--- Begin Records provided ---

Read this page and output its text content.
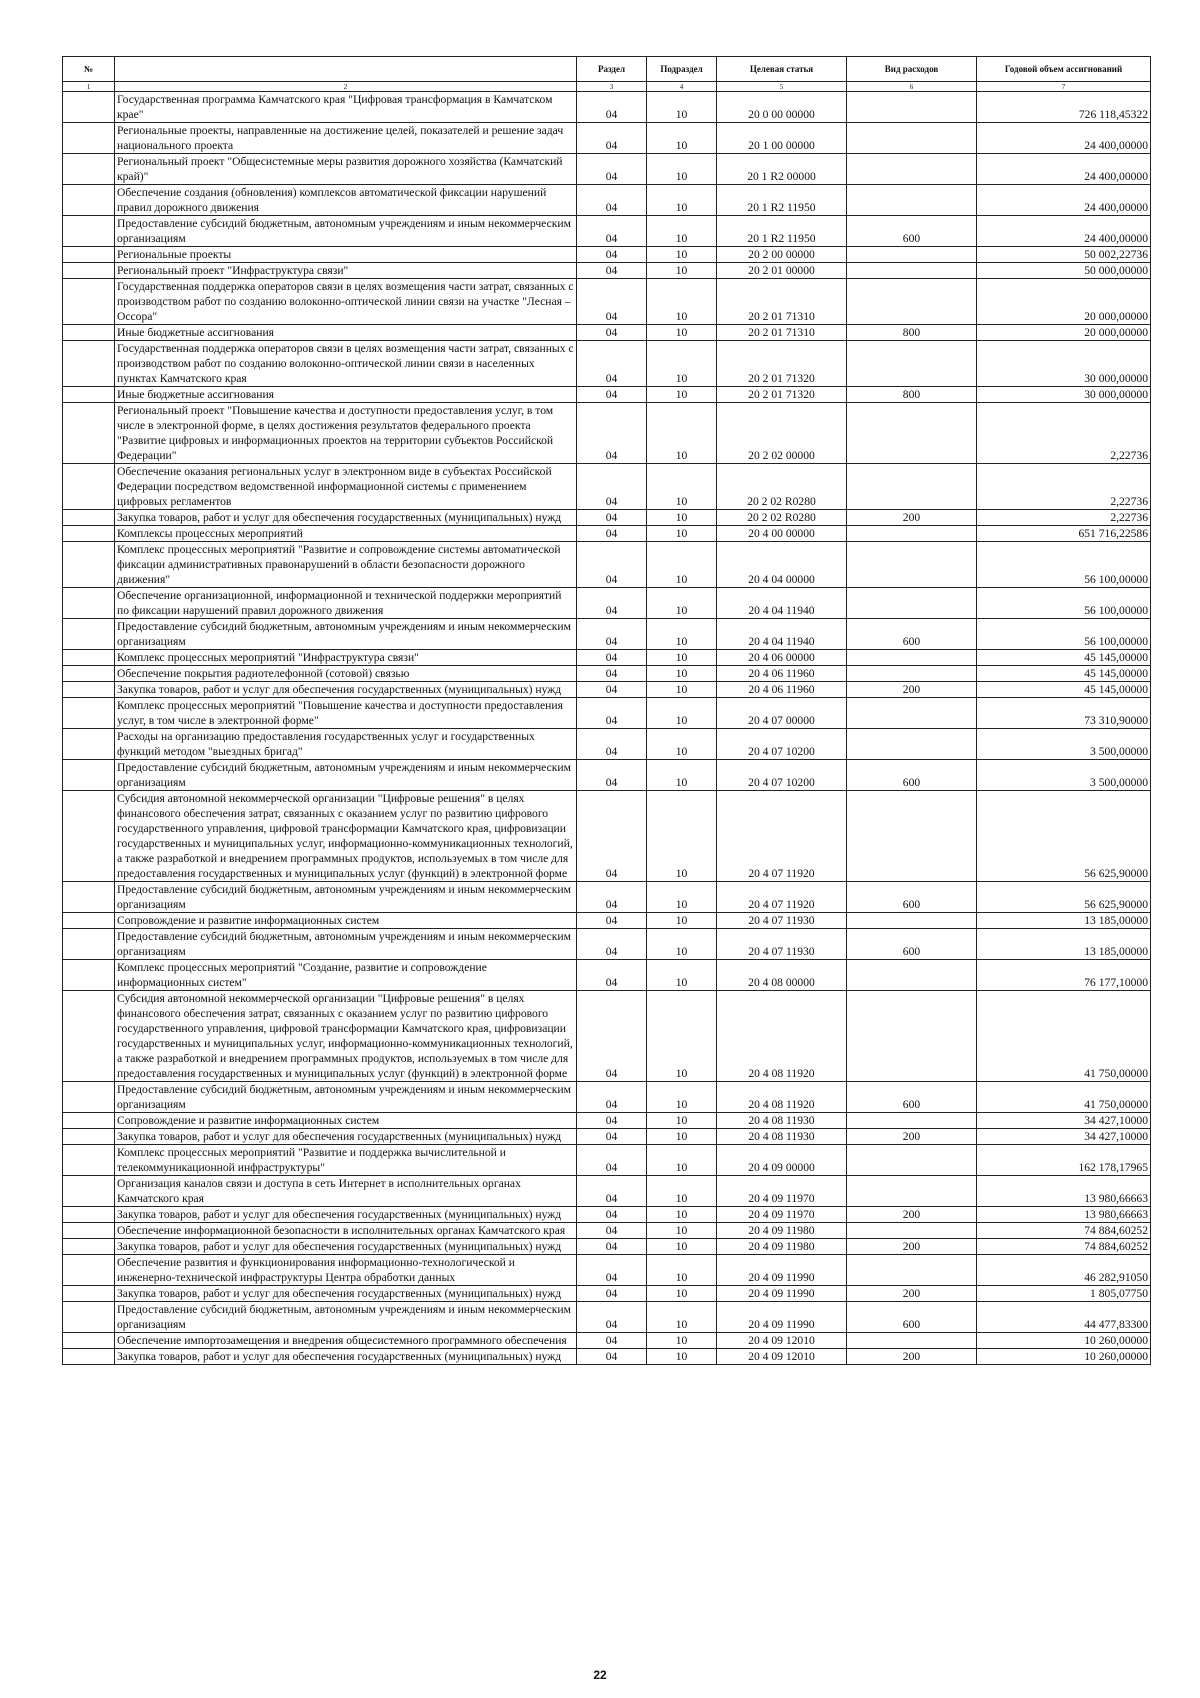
№		Раздел	Подраздел	Целевая статья	Вид расходов	Годовой объем ассигнований
1	2	3	4	5	6	7
	Государственная программа Камчатского края "Цифровая трансформация в Камчатском крае"	04	10	20 0 00 00000		726 118,45322
	Региональные проекты, направленные на достижение целей, показателей и решение задач национального проекта	04	10	20 1 00 00000		24 400,00000
	Региональный проект "Общесистемные меры развития дорожного хозяйства (Камчатский край)"	04	10	20 1 R2 00000		24 400,00000
	Обеспечение создания (обновления) комплексов автоматической фиксации нарушений правил дорожного движения	04	10	20 1 R2 11950		24 400,00000
	Предоставление субсидий бюджетным, автономным учреждениям и иным некоммерческим организациям	04	10	20 1 R2 11950	600	24 400,00000
	Региональные проекты	04	10	20 2 00 00000		50 002,22736
	Региональный проект "Инфраструктура связи"	04	10	20 2 01 00000		50 000,00000
	Государственная поддержка операторов связи в целях возмещения части затрат, связанных с производством работ по созданию волоконно-оптической линии связи на участке "Лесная – Оссора"	04	10	20 2 01 71310		20 000,00000
	Иные бюджетные ассигнования	04	10	20 2 01 71310	800	20 000,00000
	Государственная поддержка операторов связи в целях возмещения части затрат, связанных с производством работ по созданию волоконно-оптической линии связи в населенных пунктах Камчатского края	04	10	20 2 01 71320		30 000,00000
	Иные бюджетные ассигнования	04	10	20 2 01 71320	800	30 000,00000
	Региональный проект "Повышение качества и доступности предоставления услуг, в том числе в электронной форме, в целях достижения результатов федерального проекта "Развитие цифровых и информационных проектов на территории субъектов Российской Федерации"	04	10	20 2 02 00000		2,22736
	Обеспечение оказания региональных услуг в электронном виде в субъектах Российской Федерации посредством ведомственной информационной системы с применением цифровых регламентов	04	10	20 2 02 R0280		2,22736
	Закупка товаров, работ и услуг для обеспечения государственных (муниципальных) нужд	04	10	20 2 02 R0280	200	2,22736
	Комплексы процессных мероприятий	04	10	20 4 00 00000		651 716,22586
	Комплекс процессных мероприятий "Развитие и сопровождение системы автоматической фиксации административных правонарушений в области безопасности дорожного движения"	04	10	20 4 04 00000		56 100,00000
	Обеспечение организационной, информационной и технической поддержки мероприятий по фиксации нарушений правил дорожного движения	04	10	20 4 04 11940		56 100,00000
	Предоставление субсидий бюджетным, автономным учреждениям и иным некоммерческим организациям	04	10	20 4 04 11940	600	56 100,00000
	Комплекс процессных мероприятий "Инфраструктура связи"	04	10	20 4 06 00000		45 145,00000
	Обеспечение покрытия радиотелефонной (сотовой) связью	04	10	20 4 06 11960		45 145,00000
	Закупка товаров, работ и услуг для обеспечения государственных (муниципальных) нужд	04	10	20 4 06 11960	200	45 145,00000
	Комплекс процессных мероприятий "Повышение качества и доступности предоставления услуг, в том числе в электронной форме"	04	10	20 4 07 00000		73 310,90000
	Расходы на организацию предоставления государственных услуг и государственных функций методом "выездных бригад"	04	10	20 4 07 10200		3 500,00000
	Предоставление субсидий бюджетным, автономным учреждениям и иным некоммерческим организациям	04	10	20 4 07 10200	600	3 500,00000
	Субсидия автономной некоммерческой организации "Цифровые решения" в целях финансового обеспечения затрат, связанных с оказанием услуг по развитию цифрового государственного управления, цифровой трансформации Камчатского края, цифровизации государственных и муниципальных услуг, информационно-коммуникационных технологий, а также разработкой и внедрением программных продуктов, используемых в том числе для предоставления государственных и муниципальных услуг (функций) в электронной форме	04	10	20 4 07 11920		56 625,90000
	Предоставление субсидий бюджетным, автономным учреждениям и иным некоммерческим организациям	04	10	20 4 07 11920	600	56 625,90000
	Сопровождение и развитие информационных систем	04	10	20 4 07 11930		13 185,00000
	Предоставление субсидий бюджетным, автономным учреждениям и иным некоммерческим организациям	04	10	20 4 07 11930	600	13 185,00000
	Комплекс процессных мероприятий "Создание, развитие и сопровождение информационных систем"	04	10	20 4 08 00000		76 177,10000
	Субсидия автономной некоммерческой организации "Цифровые решения" в целях финансового обеспечения затрат, связанных с оказанием услуг по развитию цифрового государственного управления, цифровой трансформации Камчатского края, цифровизации государственных и муниципальных услуг, информационно-коммуникационных технологий, а также разработкой и внедрением программных продуктов, используемых в том числе для предоставления государственных и муниципальных услуг (функций) в электронной форме	04	10	20 4 08 11920		41 750,00000
	Предоставление субсидий бюджетным, автономным учреждениям и иным некоммерческим организациям	04	10	20 4 08 11920	600	41 750,00000
	Сопровождение и развитие информационных систем	04	10	20 4 08 11930		34 427,10000
	Закупка товаров, работ и услуг для обеспечения государственных (муниципальных) нужд	04	10	20 4 08 11930	200	34 427,10000
	Комплекс процессных мероприятий "Развитие и поддержка вычислительной и телекоммуникационной инфраструктуры"	04	10	20 4 09 00000		162 178,17965
	Организация каналов связи и доступа в сеть Интернет в исполнительных органах Камчатского края	04	10	20 4 09 11970		13 980,66663
	Закупка товаров, работ и услуг для обеспечения государственных (муниципальных) нужд	04	10	20 4 09 11970	200	13 980,66663
	Обеспечение информационной безопасности в исполнительных органах Камчатского края	04	10	20 4 09 11980		74 884,60252
	Закупка товаров, работ и услуг для обеспечения государственных (муниципальных) нужд	04	10	20 4 09 11980	200	74 884,60252
	Обеспечение развития и функционирования информационно-технологической и инженерно-технической инфраструктуры Центра обработки данных	04	10	20 4 09 11990		46 282,91050
	Закупка товаров, работ и услуг для обеспечения государственных (муниципальных) нужд	04	10	20 4 09 11990	200	1 805,07750
	Предоставление субсидий бюджетным, автономным учреждениям и иным некоммерческим организациям	04	10	20 4 09 11990	600	44 477,83300
	Обеспечение импортозамещения и внедрения общесистемного программного обеспечения	04	10	20 4 09 12010		10 260,00000
	Закупка товаров, работ и услуг для обеспечения государственных (муниципальных) нужд	04	10	20 4 09 12010	200	10 260,00000
22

--- End Records provided ---

Required work: In your copy of the records, include no pictures; repeat everything else exactly.

Solution:
Read this page and output its text content.
№		Раздел	Подраздел	Целевая статья	Вид расходов	Годовой объем ассигнований
1	2	3	4	5	6	7
	Государственная программа Камчатского края "Цифровая трансформация в Камчатском крае"	04	10	20 0 00 00000		726 118,45322
	Региональные проекты, направленные на достижение целей, показателей и решение задач национального проекта	04	10	20 1 00 00000		24 400,00000
	Региональный проект "Общесистемные меры развития дорожного хозяйства (Камчатский край)"	04	10	20 1 R2 00000		24 400,00000
	Обеспечение создания (обновления) комплексов автоматической фиксации нарушений правил дорожного движения	04	10	20 1 R2 11950		24 400,00000
	Предоставление субсидий бюджетным, автономным учреждениям и иным некоммерческим организациям	04	10	20 1 R2 11950	600	24 400,00000
	Региональные проекты	04	10	20 2 00 00000		50 002,22736
	Региональный проект "Инфраструктура связи"	04	10	20 2 01 00000		50 000,00000
	Государственная поддержка операторов связи в целях возмещения части затрат, связанных с производством работ по созданию волоконно-оптической линии связи на участке "Лесная – Оссора"	04	10	20 2 01 71310		20 000,00000
	Иные бюджетные ассигнования	04	10	20 2 01 71310	800	20 000,00000
	Государственная поддержка операторов связи в целях возмещения части затрат, связанных с производством работ по созданию волоконно-оптической линии связи в населенных пунктах Камчатского края	04	10	20 2 01 71320		30 000,00000
	Иные бюджетные ассигнования	04	10	20 2 01 71320	800	30 000,00000
	Региональный проект "Повышение качества и доступности предоставления услуг, в том числе в электронной форме, в целях достижения результатов федерального проекта "Развитие цифровых и информационных проектов на территории субъектов Российской Федерации"	04	10	20 2 02 00000		2,22736
	Обеспечение оказания региональных услуг в электронном виде в субъектах Российской Федерации посредством ведомственной информационной системы с применением цифровых регламентов	04	10	20 2 02 R0280		2,22736
	Закупка товаров, работ и услуг для обеспечения государственных (муниципальных) нужд	04	10	20 2 02 R0280	200	2,22736
	Комплексы процессных мероприятий	04	10	20 4 00 00000		651 716,22586
	Комплекс процессных мероприятий "Развитие и сопровождение системы автоматической фиксации административных правонарушений в области безопасности дорожного движения"	04	10	20 4 04 00000		56 100,00000
	Обеспечение организационной, информационной и технической поддержки мероприятий по фиксации нарушений правил дорожного движения	04	10	20 4 04 11940		56 100,00000
	Предоставление субсидий бюджетным, автономным учреждениям и иным некоммерческим организациям	04	10	20 4 04 11940	600	56 100,00000
	Комплекс процессных мероприятий "Инфраструктура связи"	04	10	20 4 06 00000		45 145,00000
	Обеспечение покрытия радиотелефонной (сотовой) связью	04	10	20 4 06 11960		45 145,00000
	Закупка товаров, работ и услуг для обеспечения государственных (муниципальных) нужд	04	10	20 4 06 11960	200	45 145,00000
	Комплекс процессных мероприятий "Повышение качества и доступности предоставления услуг, в том числе в электронной форме"	04	10	20 4 07 00000		73 310,90000
	Расходы на организацию предоставления государственных услуг и государственных функций методом "выездных бригад"	04	10	20 4 07 10200		3 500,00000
	Предоставление субсидий бюджетным, автономным учреждениям и иным некоммерческим организациям	04	10	20 4 07 10200	600	3 500,00000
	Субсидия автономной некоммерческой организации "Цифровые решения" в целях финансового обеспечения затрат, связанных с оказанием услуг по развитию цифрового государственного управления, цифровой трансформации Камчатского края, цифровизации государственных и муниципальных услуг, информационно-коммуникационных технологий, а также разработкой и внедрением программных продуктов, используемых в том числе для предоставления государственных и муниципальных услуг (функций) в электронной форме	04	10	20 4 07 11920		56 625,90000
	Предоставление субсидий бюджетным, автономным учреждениям и иным некоммерческим организациям	04	10	20 4 07 11920	600	56 625,90000
	Сопровождение и развитие информационных систем	04	10	20 4 07 11930		13 185,00000
	Предоставление субсидий бюджетным, автономным учреждениям и иным некоммерческим организациям	04	10	20 4 07 11930	600	13 185,00000
	Комплекс процессных мероприятий "Создание, развитие и сопровождение информационных систем"	04	10	20 4 08 00000		76 177,10000
	Субсидия автономной некоммерческой организации "Цифровые решения" в целях финансового обеспечения затрат, связанных с оказанием услуг по развитию цифрового государственного управления, цифровой трансформации Камчатского края, цифровизации государственных и муниципальных услуг, информационно-коммуникационных технологий, а также разработкой и внедрением программных продуктов, используемых в том числе для предоставления государственных и муниципальных услуг (функций) в электронной форме	04	10	20 4 08 11920		41 750,00000
	Предоставление субсидий бюджетным, автономным учреждениям и иным некоммерческим организациям	04	10	20 4 08 11920	600	41 750,00000
	Сопровождение и развитие информационных систем	04	10	20 4 08 11930		34 427,10000
	Закупка товаров, работ и услуг для обеспечения государственных (муниципальных) нужд	04	10	20 4 08 11930	200	34 427,10000
	Комплекс процессных мероприятий "Развитие и поддержка вычислительной и телекоммуникационной инфраструктуры"	04	10	20 4 09 00000		162 178,17965
	Организация каналов связи и доступа в сеть Интернет в исполнительных органах Камчатского края	04	10	20 4 09 11970		13 980,66663
	Закупка товаров, работ и услуг для обеспечения государственных (муниципальных) нужд	04	10	20 4 09 11970	200	13 980,66663
	Обеспечение информационной безопасности в исполнительных органах Камчатского края	04	10	20 4 09 11980		74 884,60252
	Закупка товаров, работ и услуг для обеспечения государственных (муниципальных) нужд	04	10	20 4 09 11980	200	74 884,60252
	Обеспечение развития и функционирования информационно-технологической и инженерно-технической инфраструктуры Центра обработки данных	04	10	20 4 09 11990		46 282,91050
	Закупка товаров, работ и услуг для обеспечения государственных (муниципальных) нужд	04	10	20 4 09 11990	200	1 805,07750
	Предоставление субсидий бюджетным, автономным учреждениям и иным некоммерческим организациям	04	10	20 4 09 11990	600	44 477,83300
	Обеспечение импортозамещения и внедрения общесистемного программного обеспечения	04	10	20 4 09 12010		10 260,00000
	Закупка товаров, работ и услуг для обеспечения государственных (муниципальных) нужд	04	10	20 4 09 12010	200	10 260,00000
22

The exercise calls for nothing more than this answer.